● GOAL
Single out the lines of the material that contain "Tallinn" and copy them.

● INFORMATION SUPPLIED
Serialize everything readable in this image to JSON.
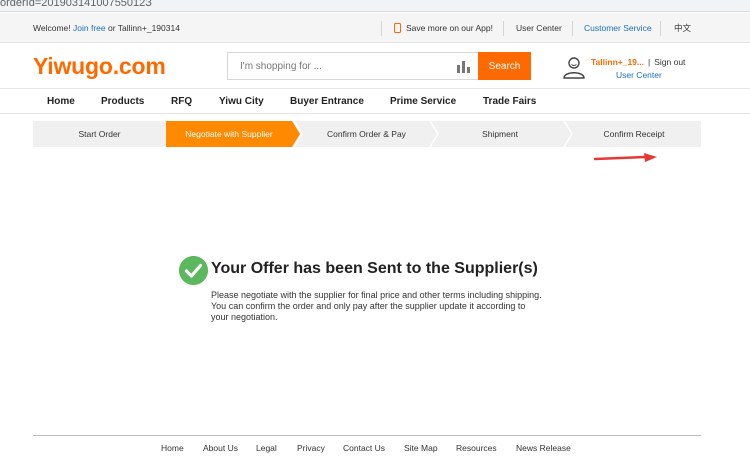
{
  "browser": {
    "url_fragment": "orderId=20190314100755012З"
  },
  "topbar": {
    "welcome": "Welcome!",
    "join_free": "Join free",
    "or": "or",
    "username": "Tallinn+_190314",
    "save_app": "Save more on our App!",
    "user_center": "User Center",
    "customer_service": "Customer Service",
    "language": "中文"
  },
  "header": {
    "logo": "Yiwugo.com",
    "search": {
      "placeholder": "I'm shopping for ...",
      "button": "Search"
    },
    "user": {
      "name": "Tallinn+_19...",
      "sep": "|",
      "signout": "Sign out",
      "user_center": "User Center"
    }
  },
  "nav": {
    "items": [
      "Home",
      "Products",
      "RFQ",
      "Yiwu City",
      "Buyer Entrance",
      "Prime Service",
      "Trade Fairs"
    ]
  },
  "steps": {
    "items": [
      "Start Order",
      "Negotiate with Supplier",
      "Confirm Order & Pay",
      "Shipment",
      "Confirm Receipt"
    ],
    "active": 1
  },
  "main": {
    "title": "Your Offer has been Sent to the Supplier(s)",
    "message": "Please negotiate with the supplier for final price and other terms including shipping. You can confirm the order and only pay after the supplier update it according to your negotiation."
  },
  "footer": {
    "links": [
      "Home",
      "About Us",
      "Legal",
      "Privacy",
      "Contact Us",
      "Site Map",
      "Resources",
      "News Release"
    ]
  },
  "colors": {
    "brand": "#ff6a00",
    "step_active": "#ff8a00",
    "link": "#1a6fc2",
    "success": "#5cb85c",
    "annotation": "#e53935"
  }
}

● OUTPUT OF THE EXERCISE
    "username": "Tallinn+_190314",
      "name": "Tallinn+_19...",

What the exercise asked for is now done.